(Figure record listings)

==============================

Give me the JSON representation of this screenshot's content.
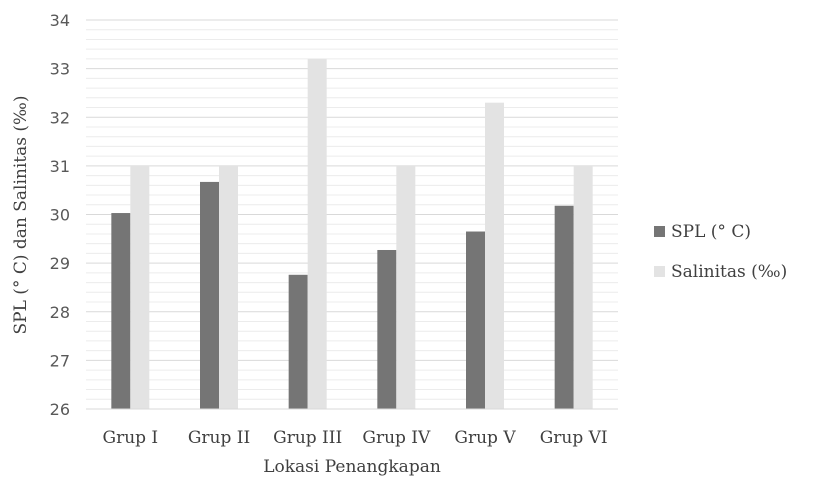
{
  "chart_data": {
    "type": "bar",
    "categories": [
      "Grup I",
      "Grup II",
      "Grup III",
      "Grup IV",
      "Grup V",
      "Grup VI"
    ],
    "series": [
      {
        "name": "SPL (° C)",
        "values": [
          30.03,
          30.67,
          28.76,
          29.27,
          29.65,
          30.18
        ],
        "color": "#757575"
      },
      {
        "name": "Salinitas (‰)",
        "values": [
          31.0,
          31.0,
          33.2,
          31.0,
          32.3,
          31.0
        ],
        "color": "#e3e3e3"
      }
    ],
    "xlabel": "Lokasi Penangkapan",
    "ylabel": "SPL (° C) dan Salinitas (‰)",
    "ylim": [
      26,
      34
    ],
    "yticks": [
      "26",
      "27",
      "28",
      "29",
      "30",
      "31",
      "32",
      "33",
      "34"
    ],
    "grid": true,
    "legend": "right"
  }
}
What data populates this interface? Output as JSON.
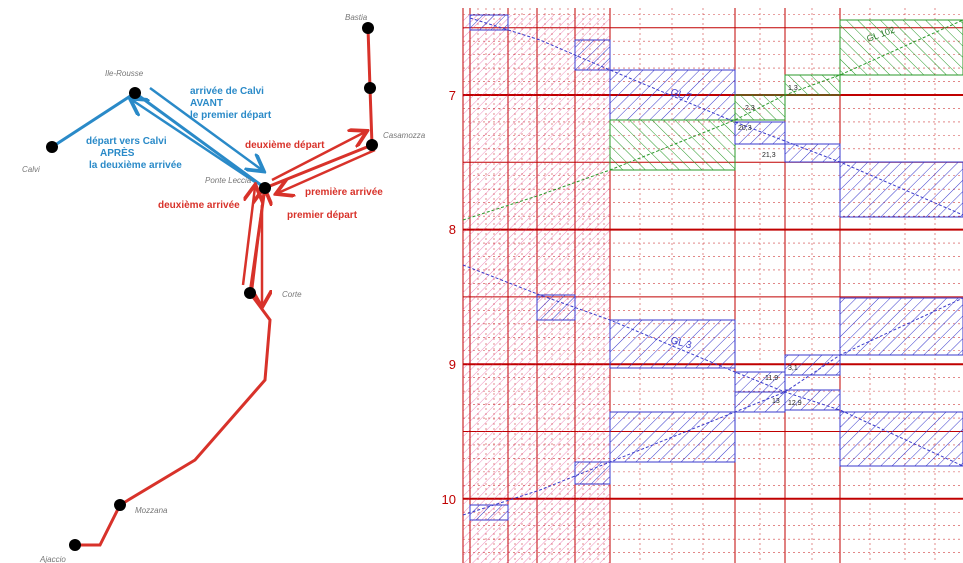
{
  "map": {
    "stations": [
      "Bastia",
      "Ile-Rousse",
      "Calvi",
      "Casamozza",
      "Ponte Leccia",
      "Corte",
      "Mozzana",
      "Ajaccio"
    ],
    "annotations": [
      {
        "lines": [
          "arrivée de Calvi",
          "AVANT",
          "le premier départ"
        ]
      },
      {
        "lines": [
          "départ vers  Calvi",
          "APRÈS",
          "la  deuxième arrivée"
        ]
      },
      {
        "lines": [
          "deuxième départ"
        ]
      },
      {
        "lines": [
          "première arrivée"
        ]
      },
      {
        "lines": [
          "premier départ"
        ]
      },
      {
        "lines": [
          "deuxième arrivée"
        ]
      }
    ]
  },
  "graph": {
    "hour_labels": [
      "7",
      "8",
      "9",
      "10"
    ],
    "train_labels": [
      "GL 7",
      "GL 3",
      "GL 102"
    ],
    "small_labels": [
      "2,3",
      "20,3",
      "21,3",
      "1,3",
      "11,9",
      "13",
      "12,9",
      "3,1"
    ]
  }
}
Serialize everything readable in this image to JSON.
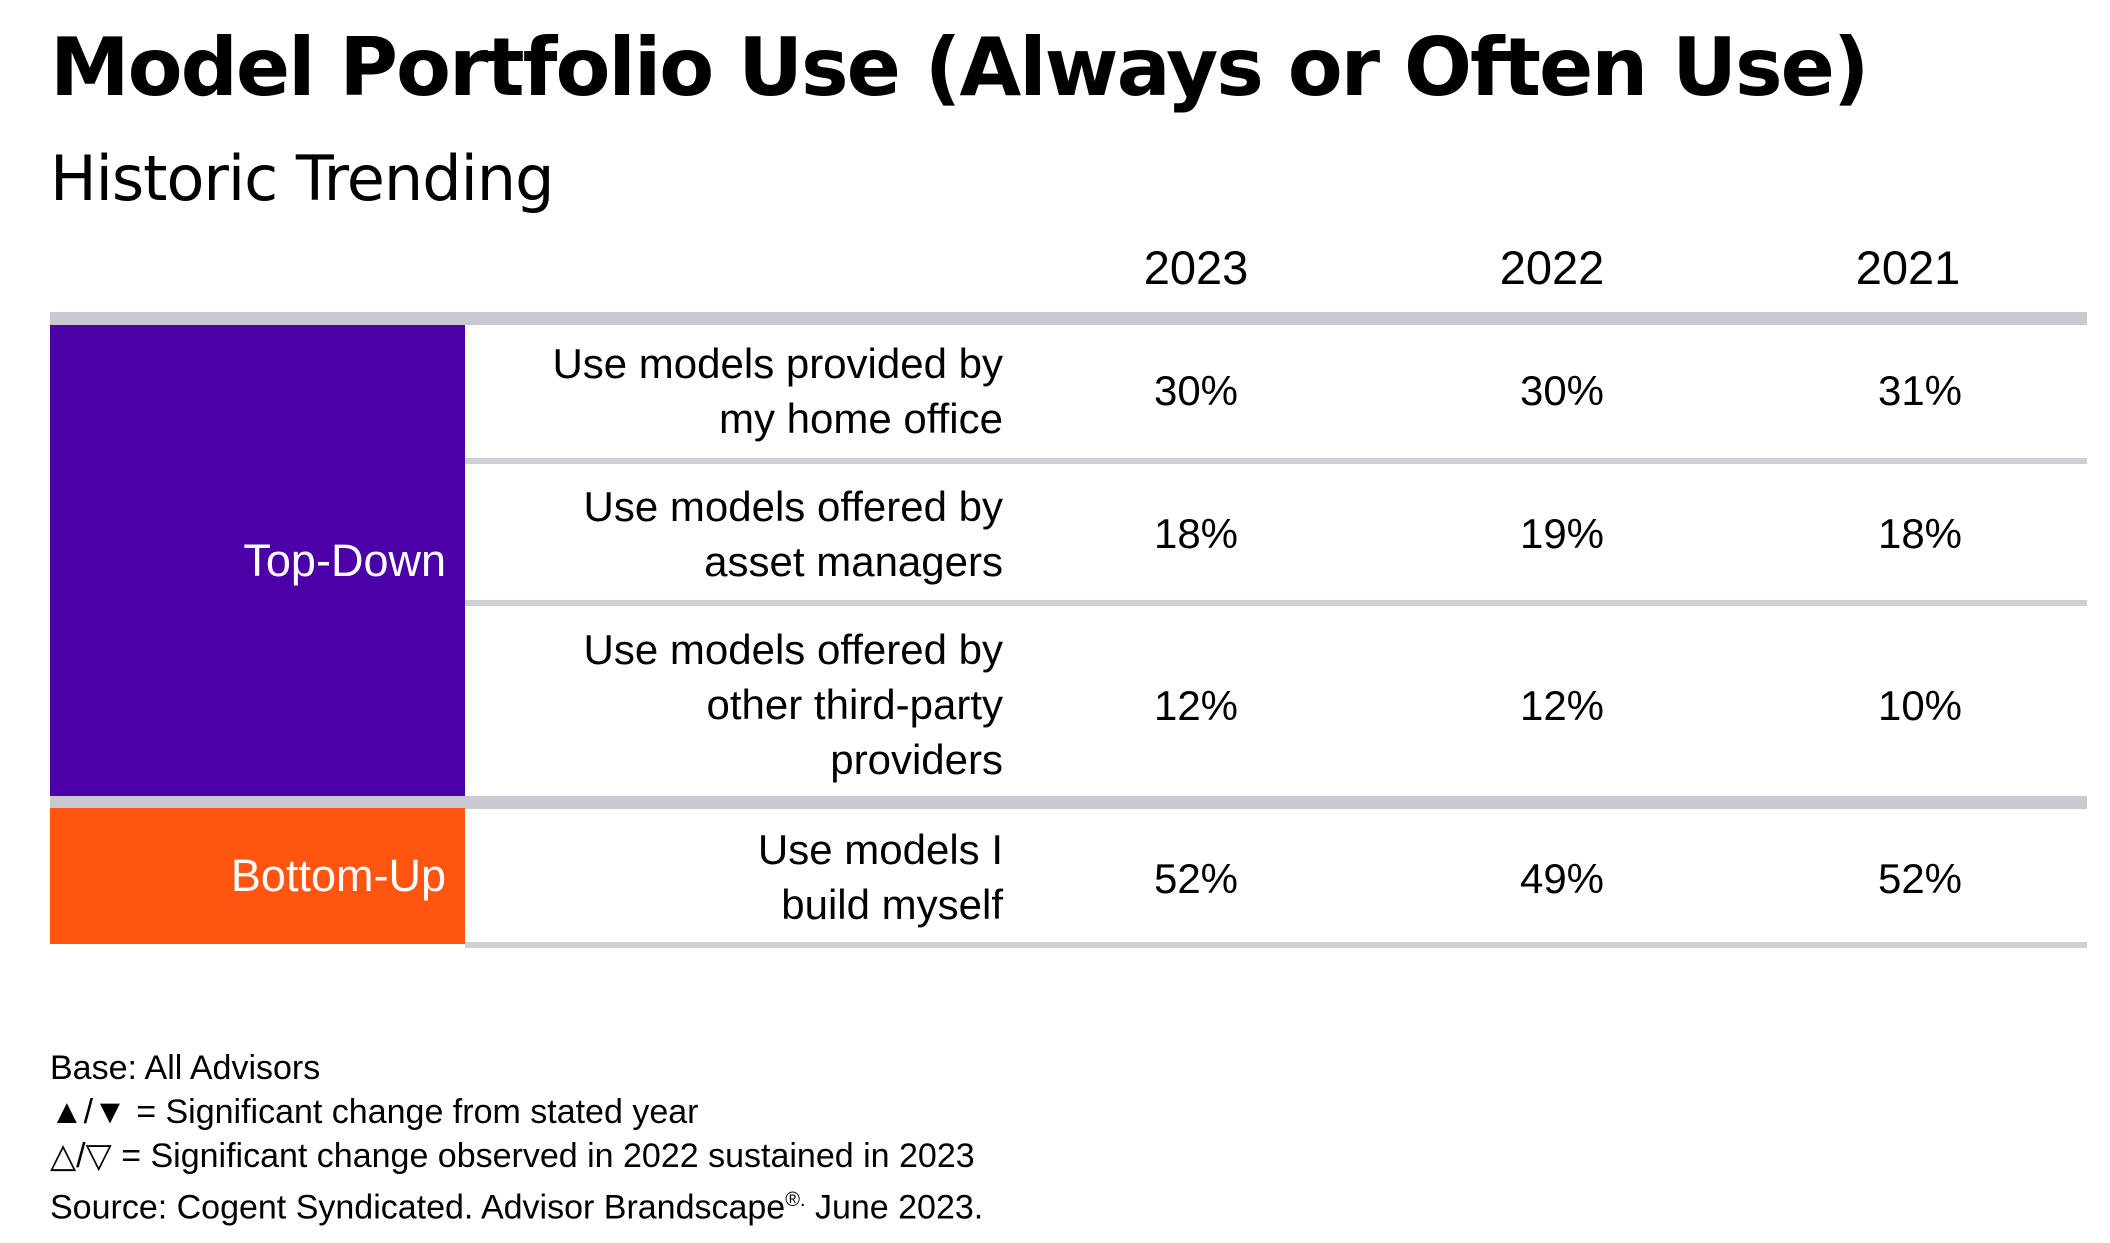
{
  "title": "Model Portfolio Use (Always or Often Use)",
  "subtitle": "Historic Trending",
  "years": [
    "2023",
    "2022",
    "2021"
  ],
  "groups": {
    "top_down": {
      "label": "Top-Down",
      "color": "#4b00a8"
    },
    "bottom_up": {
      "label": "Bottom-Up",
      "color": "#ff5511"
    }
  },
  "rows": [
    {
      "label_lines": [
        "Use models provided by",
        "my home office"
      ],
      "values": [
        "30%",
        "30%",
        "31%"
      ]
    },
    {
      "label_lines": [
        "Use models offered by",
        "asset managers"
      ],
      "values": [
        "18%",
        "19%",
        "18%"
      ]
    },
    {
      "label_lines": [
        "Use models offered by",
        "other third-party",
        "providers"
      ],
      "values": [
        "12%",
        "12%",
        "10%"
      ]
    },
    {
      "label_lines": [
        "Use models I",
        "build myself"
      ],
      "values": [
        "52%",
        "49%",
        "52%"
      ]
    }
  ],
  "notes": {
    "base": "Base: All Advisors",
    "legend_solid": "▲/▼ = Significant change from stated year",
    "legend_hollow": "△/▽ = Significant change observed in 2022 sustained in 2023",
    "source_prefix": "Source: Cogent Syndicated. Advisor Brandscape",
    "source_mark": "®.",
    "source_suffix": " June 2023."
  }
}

==============================

* **Problem to work on**
Pictures stay out of the copy; please restate every record above exactly.

* **Response to this exercise**
Give me the JSON representation of this screenshot's content.
{
  "chart_data": {
    "type": "bar",
    "categories": [
      "Grup I",
      "Grup II",
      "Grup III",
      "Grup IV",
      "Grup V",
      "Grup VI"
    ],
    "series": [
      {
        "name": "SPL (° C)",
        "values": [
          30.03,
          30.67,
          28.76,
          29.27,
          29.65,
          30.18
        ],
        "color": "#757575"
      },
      {
        "name": "Salinitas (‰)",
        "values": [
          31.0,
          31.0,
          33.2,
          31.0,
          32.3,
          31.0
        ],
        "color": "#e3e3e3"
      }
    ],
    "xlabel": "Lokasi Penangkapan",
    "ylabel": "SPL (° C) dan Salinitas (‰)",
    "ylim": [
      26,
      34
    ],
    "yticks": [
      "26",
      "27",
      "28",
      "29",
      "30",
      "31",
      "32",
      "33",
      "34"
    ],
    "grid": true,
    "legend": "right"
  }
}
What data populates this interface? Output as JSON.
{
  "map": {
    "stations": [
      "Bastia",
      "Ile-Rousse",
      "Calvi",
      "Casamozza",
      "Ponte Leccia",
      "Corte",
      "Mozzana",
      "Ajaccio"
    ],
    "annotations": [
      {
        "lines": [
          "arrivée de Calvi",
          "AVANT",
          "le premier départ"
        ]
      },
      {
        "lines": [
          "départ vers  Calvi",
          "APRÈS",
          "la  deuxième arrivée"
        ]
      },
      {
        "lines": [
          "deuxième départ"
        ]
      },
      {
        "lines": [
          "première arrivée"
        ]
      },
      {
        "lines": [
          "premier départ"
        ]
      },
      {
        "lines": [
          "deuxième arrivée"
        ]
      }
    ]
  },
  "graph": {
    "hour_labels": [
      "7",
      "8",
      "9",
      "10"
    ],
    "train_labels": [
      "GL 7",
      "GL 3",
      "GL 102"
    ],
    "small_labels": [
      "2,3",
      "20,3",
      "21,3",
      "1,3",
      "11,9",
      "13",
      "12,9",
      "3,1"
    ]
  }
}
Serialize everything readable in this image to JSON.
{
  "title": "Model Portfolio Use (Always or Often Use)",
  "subtitle": "Historic Trending",
  "years": [
    "2023",
    "2022",
    "2021"
  ],
  "groups": {
    "top_down": {
      "label": "Top-Down",
      "color": "#4b00a8"
    },
    "bottom_up": {
      "label": "Bottom-Up",
      "color": "#ff5511"
    }
  },
  "rows": [
    {
      "label_lines": [
        "Use models provided by",
        "my home office"
      ],
      "values": [
        "30%",
        "30%",
        "31%"
      ]
    },
    {
      "label_lines": [
        "Use models offered by",
        "asset managers"
      ],
      "values": [
        "18%",
        "19%",
        "18%"
      ]
    },
    {
      "label_lines": [
        "Use models offered by",
        "other third-party",
        "providers"
      ],
      "values": [
        "12%",
        "12%",
        "10%"
      ]
    },
    {
      "label_lines": [
        "Use models I",
        "build myself"
      ],
      "values": [
        "52%",
        "49%",
        "52%"
      ]
    }
  ],
  "notes": {
    "base": "Base: All Advisors",
    "legend_solid": "▲/▼ = Significant change from stated year",
    "legend_hollow": "△/▽ = Significant change observed in 2022 sustained in 2023",
    "source_prefix": "Source: Cogent Syndicated. Advisor Brandscape",
    "source_mark": "®.",
    "source_suffix": " June 2023."
  }
}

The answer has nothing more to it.